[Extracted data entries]
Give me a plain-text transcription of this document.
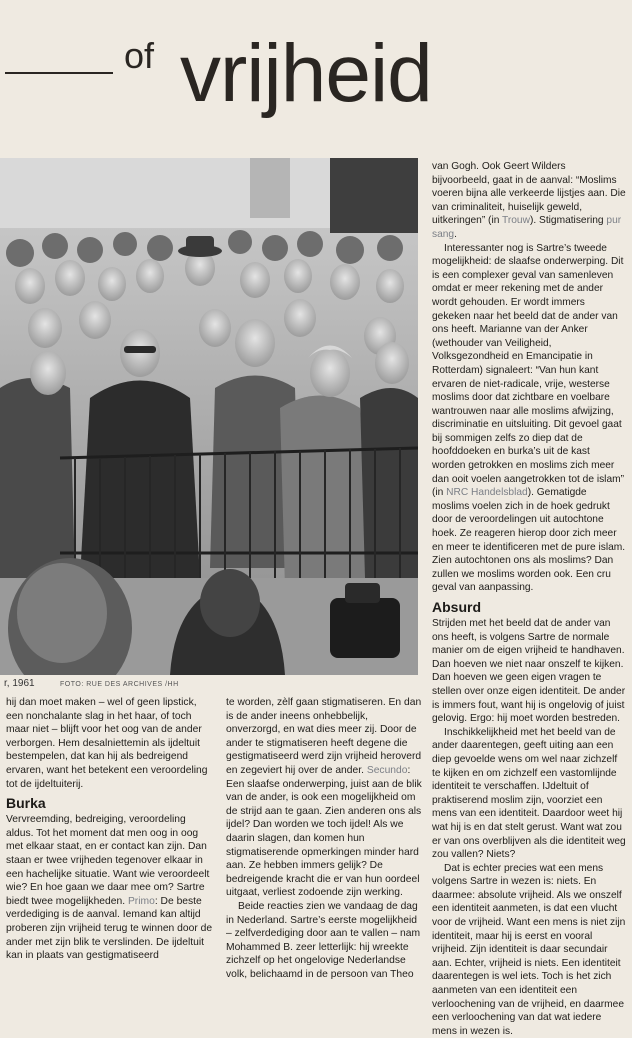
of vrijheid
r, 1961	FOTO: RUE DES ARCHIVES /HH

van Gogh. Ook Geert Wilders bijvoorbeeld, gaat in de aanval: “Moslims voeren bijna alle verkeerde lijstjes aan. Die van criminaliteit, huiselijk geweld, uitkeringen” (in Trouw). Stigmatisering pur sang.

Interessanter nog is Sartre’s tweede mogelijkheid: de slaafse onderwerping. Dit is een complexer geval van samenleven omdat er meer rekening met de ander wordt gehouden. Er wordt immers gekeken naar het beeld dat de ander van ons heeft. Marianne van der Anker (wethouder van Veiligheid, Volksgezondheid en Emancipatie in Rotterdam) signaleert: “Van hun kant ervaren de niet-radicale, vrije, westerse moslims door dat zichtbare en voelbare wantrouwen naar alle moslims afwijzing, discriminatie en uitsluiting. Dit gevoel gaat bij sommigen zelfs zo diep dat de hoofddoeken en burka’s uit de kast worden getrokken en moslims zich meer dan ooit voelen aangetrokken tot de islam” (in NRC Handelsblad). Gematigde moslims voelen zich in de hoek gedrukt door de veroordelingen uit autochtone hoek. Ze reageren hierop door zich meer en meer te identificeren met de pure islam. Zien autochtonen ons als moslims? Dan zullen we moslims worden ook. Een cru geval van aanpassing.

Absurd

Strijden met het beeld dat de ander van ons heeft, is volgens Sartre de normale manier om de eigen vrijheid te handhaven. Dan hoeven we niet naar onszelf te kijken. Dan hoeven we geen eigen vragen te stellen over onze eigen identiteit. De ander is immers fout, want hij is ongelovig of juist gelovig. Ergo: hij moet worden bestreden.

Inschikkelijkheid met het beeld van de ander daarentegen, geeft uiting aan een diep gevoelde wens om wel naar zichzelf te kijken en om zichzelf een vastomlijnde identiteit te verschaffen. IJdeltuit of praktiserend moslim zijn, voorziet een mens van een identiteit. Daardoor weet hij wat hij is en dat stelt gerust. Want wat zou er van ons overblijven als die identiteit weg zou vallen? Niets?

Dat is echter precies wat een mens volgens Sartre in wezen is: niets. En daarmee: absolute vrijheid. Als we onszelf een identiteit aanmeten, is dat een vlucht voor de vrijheid. Want een mens is niet zijn identiteit, maar hij is eerst en vooral vrijheid. Zijn identiteit is daar secundair aan. Echter, vrijheid is niets. Een identiteit daarentegen is wel iets. Toch is het zich aanmeten van een identiteit een verloochening van de vrijheid, en daarmee een verloochening van dat wat iedere mens in wezen is.

hij dan moet maken – wel of geen lipstick, een nonchalante slag in het haar, of toch maar niet – blijft voor het oog van de ander verborgen. Hem desalniettemin als ijdeltuit bestempelen, dat kan hij als bedreigend ervaren, want het betekent een veroordeling tot de ijdeltuiterij.

Burka

Vervreemding, bedreiging, veroordeling aldus. Tot het moment dat men oog in oog met elkaar staat, en er contact kan zijn. Dan staan er twee vrijheden tegenover elkaar in een hachelijke situatie. Want wie veroordeelt wie? En hoe gaan we daar mee om? Sartre biedt twee mogelijkheden. Primo: De beste verdediging is de aanval. Iemand kan altijd proberen zijn vrijheid terug te winnen door de ander met zijn blik te verslinden. De ijdeltuit kan in plaats van gestigmatiseerd

te worden, zèlf gaan stigmatiseren. En dan is de ander ineens onhebbelijk, onverzorgd, en wat dies meer zij. Door de ander te stigmatiseren heeft degene die gestigmatiseerd werd zijn vrijheid heroverd en zegeviert hij over de ander. Secundo: Een slaafse onderwerping, juist aan de blik van de ander, is ook een mogelijkheid om de strijd aan te gaan. Zien anderen ons als ijdel? Dan worden we toch ijdel! Als we daarin slagen, dan komen hun stigmatiserende opmerkingen minder hard aan. Ze hebben immers gelijk? De bedreigende kracht die er van hun oordeel uitgaat, verliest zodoende zijn werking.

Beide reacties zien we vandaag de dag in Nederland. Sartre’s eerste mogelijkheid – zelfverdediging door aan te vallen – nam Mohammed B. zeer letterlijk: hij wreekte zichzelf op het ongelovige Nederlandse volk, belichaamd in de persoon van Theo
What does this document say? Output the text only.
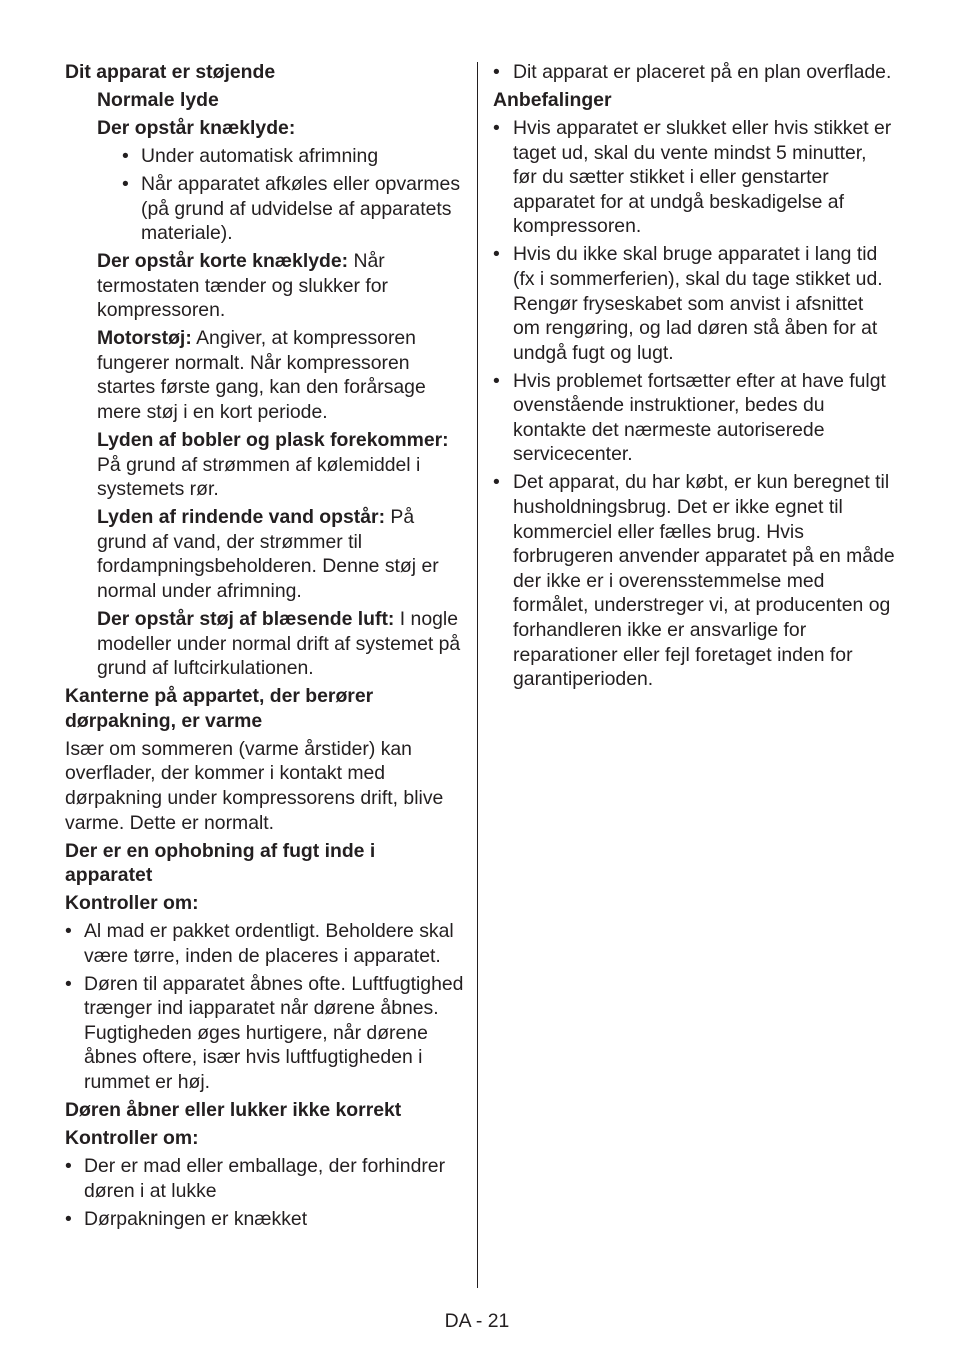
Dit apparat er støjende
Normale lyde
Der opstår knæklyde:
• Under automatisk afrimning
• Når apparatet afkøles eller opvarmes (på grund af udvidelse af apparatets materiale).
Der opstår korte knæklyde: Når termostaten tænder og slukker for kompressoren.
Motorstøj: Angiver, at kompressoren fungerer normalt. Når kompressoren startes første gang, kan den forårsage mere støj i en kort periode.
Lyden af bobler og plask forekommer: På grund af strømmen af kølemiddel i systemets rør.
Lyden af rindende vand opstår: På grund af vand, der strømmer til fordampningsbeholderen. Denne støj er normal under afrimning.
Der opstår støj af blæsende luft: I nogle modeller under normal drift af systemet på grund af luftcirkulationen.
Kanterne på appartet, der berører dørpakning, er varme
Især om sommeren (varme årstider) kan overflader, der kommer i kontakt med dørpakning under kompressorens drift, blive varme. Dette er normalt.
Der er en ophobning af fugt inde i apparatet
Kontroller om:
• Al mad er pakket ordentligt. Beholdere skal være tørre, inden de placeres i apparatet.
• Døren til apparatet åbnes ofte. Luftfugtighed trænger ind iapparatet når dørene åbnes. Fugtigheden øges hurtigere, når dørene åbnes oftere, især hvis luftfugtigheden i rummet er høj.
Døren åbner eller lukker ikke korrekt
Kontroller om:
• Der er mad eller emballage, der forhindrer døren i at lukke
• Dørpakningen er knækket
• Dit apparat er placeret på en plan overflade.
Anbefalinger
• Hvis apparatet er slukket eller hvis stikket er taget ud, skal du vente mindst 5 minutter, før du sætter stikket i eller genstarter apparatet for at undgå beskadigelse af kompressoren.
• Hvis du ikke skal bruge apparatet i lang tid (fx i sommerferien), skal du tage stikket ud. Rengør fryseskabet som anvist i afsnittet om rengøring, og lad døren stå åben for at undgå fugt og lugt.
• Hvis problemet fortsætter efter at have fulgt ovenstående instruktioner, bedes du kontakte det nærmeste autoriserede servicecenter.
• Det apparat, du har købt, er kun beregnet til husholdningsbrug. Det er ikke egnet til kommerciel eller fælles brug. Hvis forbrugeren anvender apparatet på en måde der ikke er i overensstemmelse med formålet, understreger vi, at producenten og forhandleren ikke er ansvarlige for reparationer eller fejl foretaget inden for garantiperioden.
DA - 21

- _Exercise directions_
Scan the material and collect every line that contains "blik".

- _Task result_
Vervreemding, bedreiging, veroordeling aldus. Tot het moment dat men oog in oog met elkaar staat, en er contact kan zijn. Dan staan er twee vrijheden tegenover elkaar in een hachelijke situatie. Want wie veroordeelt wie? En hoe gaan we daar mee om? Sartre biedt twee mogelijkheden. Primo: De beste verdediging is de aanval. Iemand kan altijd proberen zijn vrijheid terug te winnen door de ander met zijn blik te verslinden. De ijdeltuit kan in plaats van gestigmatiseerd
te worden, zèlf gaan stigmatiseren. En dan is de ander ineens onhebbelijk, onverzorgd, en wat dies meer zij. Door de ander te stigmatiseren heeft degene die gestigmatiseerd werd zijn vrijheid heroverd en zegeviert hij over de ander. Secundo: Een slaafse onderwerping, juist aan de blik van de ander, is ook een mogelijkheid om de strijd aan te gaan. Zien anderen ons als ijdel? Dan worden we toch ijdel! Als we daarin slagen, dan komen hun stigmatiserende opmerkingen minder hard aan. Ze hebben immers gelijk? De bedreigende kracht die er van hun oordeel uitgaat, verliest zodoende zijn werking.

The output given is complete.